> **What needs to be done**: Sort through the entries below and pull out lines containing the word "稿件要求".

> **Input records**:
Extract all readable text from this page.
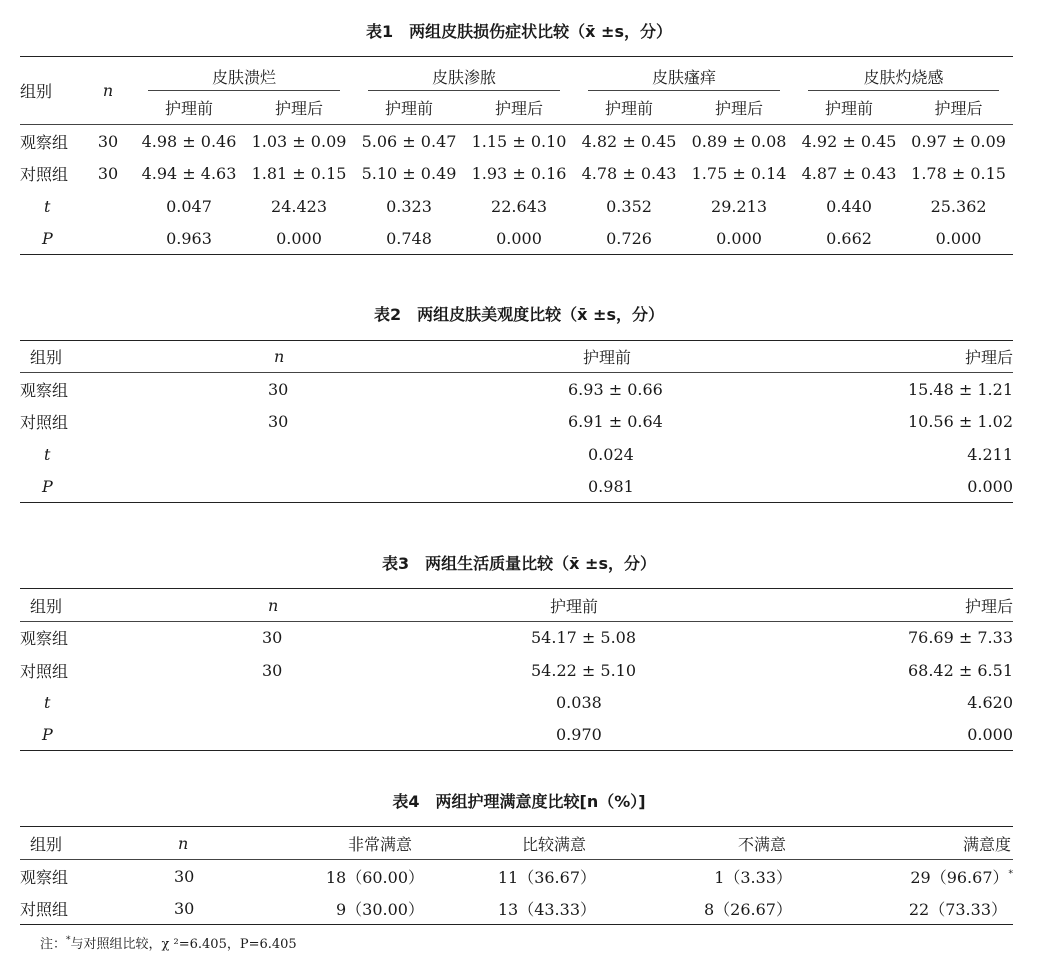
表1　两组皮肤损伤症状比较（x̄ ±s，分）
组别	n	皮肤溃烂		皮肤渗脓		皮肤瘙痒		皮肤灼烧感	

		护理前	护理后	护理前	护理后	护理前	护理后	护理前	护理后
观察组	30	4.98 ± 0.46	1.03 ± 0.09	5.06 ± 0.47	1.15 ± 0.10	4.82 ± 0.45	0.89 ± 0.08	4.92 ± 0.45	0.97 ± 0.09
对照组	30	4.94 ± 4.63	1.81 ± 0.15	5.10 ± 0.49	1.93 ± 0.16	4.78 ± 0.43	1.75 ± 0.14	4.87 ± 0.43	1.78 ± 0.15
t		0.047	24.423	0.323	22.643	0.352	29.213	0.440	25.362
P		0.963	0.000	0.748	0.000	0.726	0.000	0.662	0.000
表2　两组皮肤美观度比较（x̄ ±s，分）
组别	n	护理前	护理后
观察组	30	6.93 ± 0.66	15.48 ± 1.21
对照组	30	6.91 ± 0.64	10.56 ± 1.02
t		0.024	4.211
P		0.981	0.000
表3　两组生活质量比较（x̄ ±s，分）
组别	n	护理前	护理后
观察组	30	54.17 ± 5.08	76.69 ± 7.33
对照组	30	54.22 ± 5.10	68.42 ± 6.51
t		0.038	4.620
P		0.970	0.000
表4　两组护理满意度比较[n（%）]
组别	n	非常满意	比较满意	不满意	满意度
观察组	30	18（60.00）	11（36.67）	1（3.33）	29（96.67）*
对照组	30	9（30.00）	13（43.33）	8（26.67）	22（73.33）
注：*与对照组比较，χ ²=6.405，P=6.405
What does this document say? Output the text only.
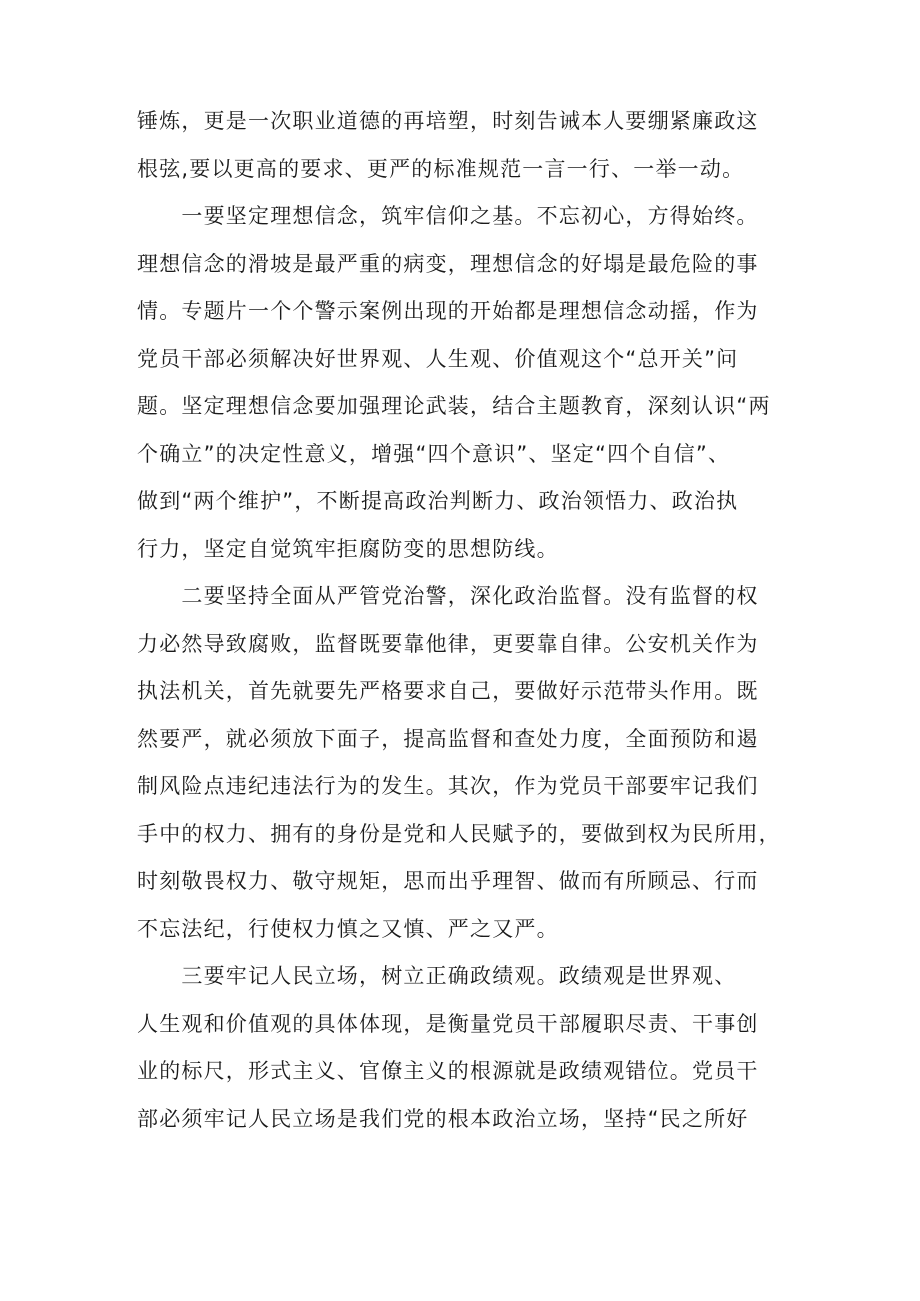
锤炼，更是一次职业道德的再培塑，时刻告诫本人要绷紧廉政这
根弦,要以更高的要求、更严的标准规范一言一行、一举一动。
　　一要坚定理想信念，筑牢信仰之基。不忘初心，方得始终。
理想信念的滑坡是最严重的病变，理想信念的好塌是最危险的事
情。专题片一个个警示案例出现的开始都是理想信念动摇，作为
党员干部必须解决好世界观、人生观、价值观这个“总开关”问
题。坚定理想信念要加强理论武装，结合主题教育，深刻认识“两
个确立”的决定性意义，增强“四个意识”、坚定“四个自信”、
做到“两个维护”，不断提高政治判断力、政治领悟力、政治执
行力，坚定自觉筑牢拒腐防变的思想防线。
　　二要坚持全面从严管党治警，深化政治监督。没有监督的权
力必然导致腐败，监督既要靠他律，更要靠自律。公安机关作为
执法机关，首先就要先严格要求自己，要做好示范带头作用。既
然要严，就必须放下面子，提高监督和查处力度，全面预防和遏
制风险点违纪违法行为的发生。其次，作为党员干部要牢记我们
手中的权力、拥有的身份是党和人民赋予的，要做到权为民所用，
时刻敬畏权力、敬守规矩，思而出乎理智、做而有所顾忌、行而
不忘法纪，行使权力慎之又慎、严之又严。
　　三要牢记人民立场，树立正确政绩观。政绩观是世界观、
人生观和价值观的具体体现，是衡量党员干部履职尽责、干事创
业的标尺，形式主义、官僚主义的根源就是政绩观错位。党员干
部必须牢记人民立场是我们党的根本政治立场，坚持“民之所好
==
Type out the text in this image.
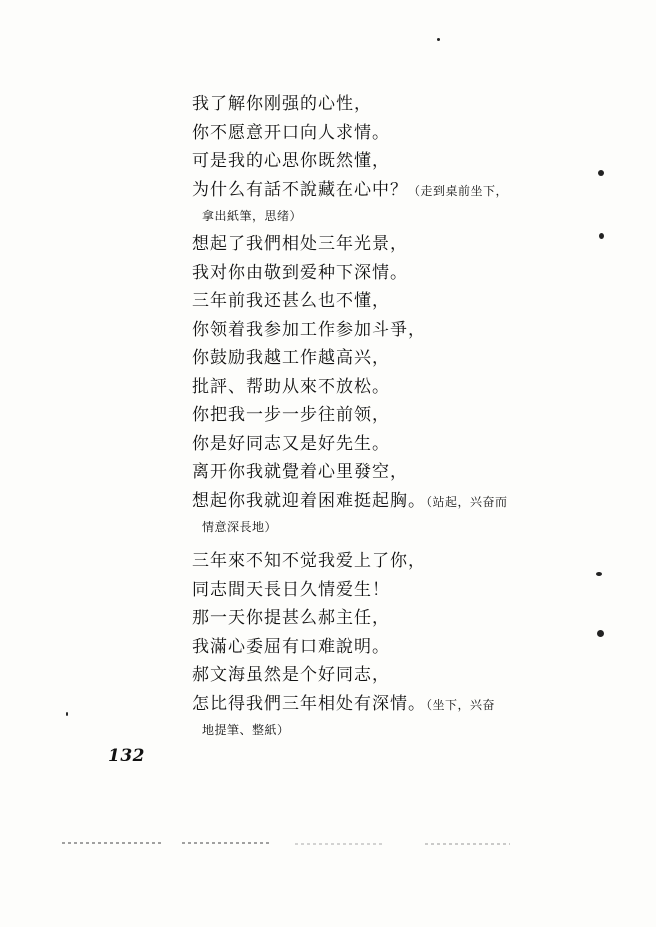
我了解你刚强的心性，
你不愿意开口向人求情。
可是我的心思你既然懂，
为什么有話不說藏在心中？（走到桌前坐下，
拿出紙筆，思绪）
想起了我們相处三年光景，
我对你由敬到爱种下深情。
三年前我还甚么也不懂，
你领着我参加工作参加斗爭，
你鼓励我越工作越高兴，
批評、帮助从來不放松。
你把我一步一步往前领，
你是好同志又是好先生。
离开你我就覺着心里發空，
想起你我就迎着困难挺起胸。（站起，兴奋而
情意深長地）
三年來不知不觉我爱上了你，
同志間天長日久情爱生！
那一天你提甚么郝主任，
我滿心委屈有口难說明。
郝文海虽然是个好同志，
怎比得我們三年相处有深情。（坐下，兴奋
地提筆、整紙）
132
---
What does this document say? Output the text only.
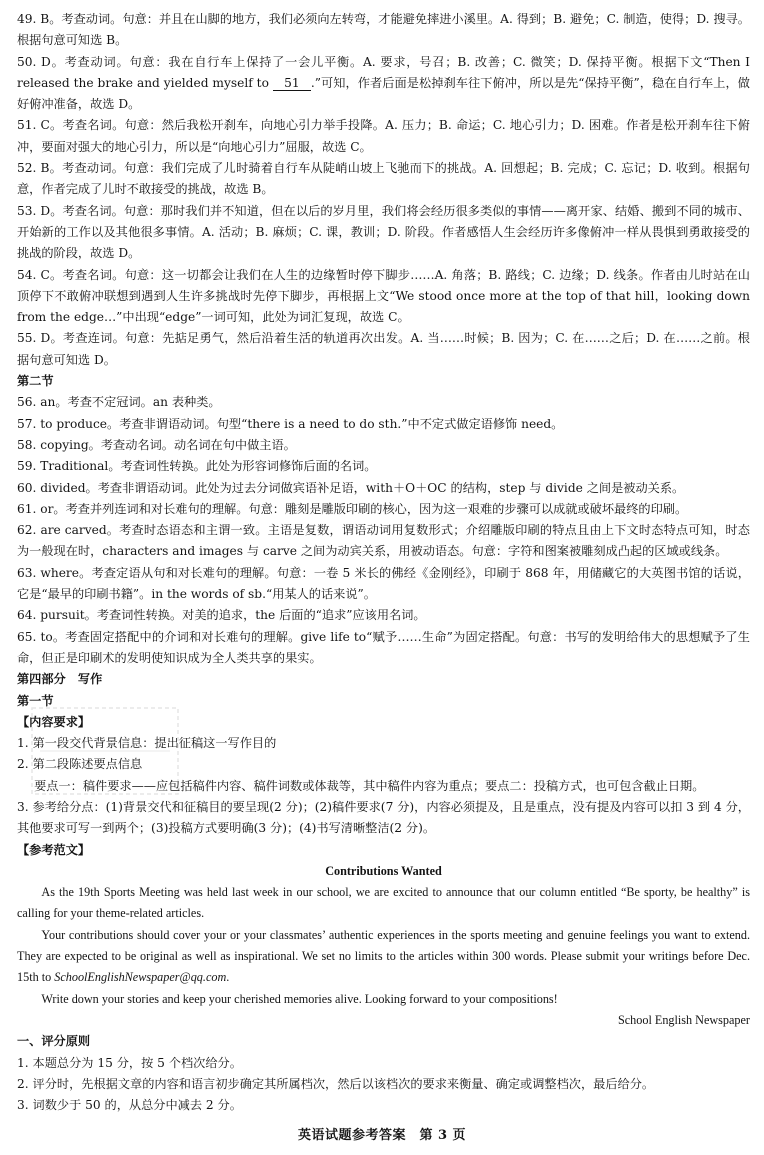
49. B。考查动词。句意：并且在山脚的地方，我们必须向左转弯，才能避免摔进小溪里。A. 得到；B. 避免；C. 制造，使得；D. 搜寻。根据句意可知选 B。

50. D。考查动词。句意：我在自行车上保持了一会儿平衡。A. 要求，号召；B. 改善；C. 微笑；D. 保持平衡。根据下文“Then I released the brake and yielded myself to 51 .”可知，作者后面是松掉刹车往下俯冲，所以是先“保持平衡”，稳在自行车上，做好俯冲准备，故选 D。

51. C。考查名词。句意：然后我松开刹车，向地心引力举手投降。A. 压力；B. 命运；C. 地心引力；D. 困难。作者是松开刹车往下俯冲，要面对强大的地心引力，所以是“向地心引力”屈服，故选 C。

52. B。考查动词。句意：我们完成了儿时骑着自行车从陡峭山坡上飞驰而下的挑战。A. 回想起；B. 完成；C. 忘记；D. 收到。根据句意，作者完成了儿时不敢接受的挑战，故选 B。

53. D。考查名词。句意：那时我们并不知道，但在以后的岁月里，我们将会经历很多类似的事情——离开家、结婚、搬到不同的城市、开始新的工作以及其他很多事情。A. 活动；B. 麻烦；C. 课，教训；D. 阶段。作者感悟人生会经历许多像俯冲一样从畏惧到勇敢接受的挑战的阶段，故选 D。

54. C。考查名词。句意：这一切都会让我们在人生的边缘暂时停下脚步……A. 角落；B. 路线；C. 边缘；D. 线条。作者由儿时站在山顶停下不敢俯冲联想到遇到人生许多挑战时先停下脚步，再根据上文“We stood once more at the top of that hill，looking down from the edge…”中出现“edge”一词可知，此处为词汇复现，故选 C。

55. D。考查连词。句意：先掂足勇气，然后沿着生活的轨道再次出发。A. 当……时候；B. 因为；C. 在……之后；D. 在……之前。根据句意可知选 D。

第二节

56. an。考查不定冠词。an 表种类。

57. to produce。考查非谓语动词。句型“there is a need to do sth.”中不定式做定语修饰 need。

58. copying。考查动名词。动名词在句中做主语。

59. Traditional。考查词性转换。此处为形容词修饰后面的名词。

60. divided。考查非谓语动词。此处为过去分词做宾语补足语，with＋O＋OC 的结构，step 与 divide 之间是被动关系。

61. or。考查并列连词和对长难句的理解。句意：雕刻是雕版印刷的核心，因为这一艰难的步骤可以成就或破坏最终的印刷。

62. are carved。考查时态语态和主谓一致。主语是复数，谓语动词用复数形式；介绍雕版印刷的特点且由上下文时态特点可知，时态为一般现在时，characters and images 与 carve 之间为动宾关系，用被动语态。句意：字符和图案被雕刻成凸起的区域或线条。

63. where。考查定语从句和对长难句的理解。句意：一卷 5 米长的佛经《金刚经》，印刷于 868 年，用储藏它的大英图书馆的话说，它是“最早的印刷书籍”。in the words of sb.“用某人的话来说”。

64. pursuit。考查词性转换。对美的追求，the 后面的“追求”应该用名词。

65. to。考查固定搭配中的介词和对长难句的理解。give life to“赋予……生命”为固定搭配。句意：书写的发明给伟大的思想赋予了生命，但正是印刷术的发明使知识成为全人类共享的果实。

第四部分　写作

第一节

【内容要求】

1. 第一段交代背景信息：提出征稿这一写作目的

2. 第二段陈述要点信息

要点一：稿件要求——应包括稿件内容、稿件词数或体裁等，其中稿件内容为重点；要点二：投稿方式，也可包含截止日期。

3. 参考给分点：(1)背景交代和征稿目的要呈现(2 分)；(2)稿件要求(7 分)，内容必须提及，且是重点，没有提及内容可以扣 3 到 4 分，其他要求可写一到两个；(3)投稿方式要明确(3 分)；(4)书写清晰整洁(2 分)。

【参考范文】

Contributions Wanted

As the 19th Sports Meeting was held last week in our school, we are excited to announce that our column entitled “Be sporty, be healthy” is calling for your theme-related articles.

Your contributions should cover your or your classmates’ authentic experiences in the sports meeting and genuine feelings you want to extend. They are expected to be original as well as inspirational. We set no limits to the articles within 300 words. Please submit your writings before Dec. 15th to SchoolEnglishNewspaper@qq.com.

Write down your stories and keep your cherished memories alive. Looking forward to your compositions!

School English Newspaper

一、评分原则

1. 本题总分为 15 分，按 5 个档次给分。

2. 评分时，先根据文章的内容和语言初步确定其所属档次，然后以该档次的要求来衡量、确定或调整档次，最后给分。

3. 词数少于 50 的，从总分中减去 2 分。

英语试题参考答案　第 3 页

> **Worked answer**:
要点一：稿件要求——应包括稿件内容、稿件词数或体裁等，其中稿件内容为重点；要点二：投稿方式，也可包含截止日期。
3. 参考给分点：(1)背景交代和征稿目的要呈现(2 分)；(2)稿件要求(7 分)，内容必须提及，且是重点，没有提及内容可以扣 3 到 4 分，其他要求可写一到两个；(3)投稿方式要明确(3 分)；(4)书写清晰整洁(2 分)。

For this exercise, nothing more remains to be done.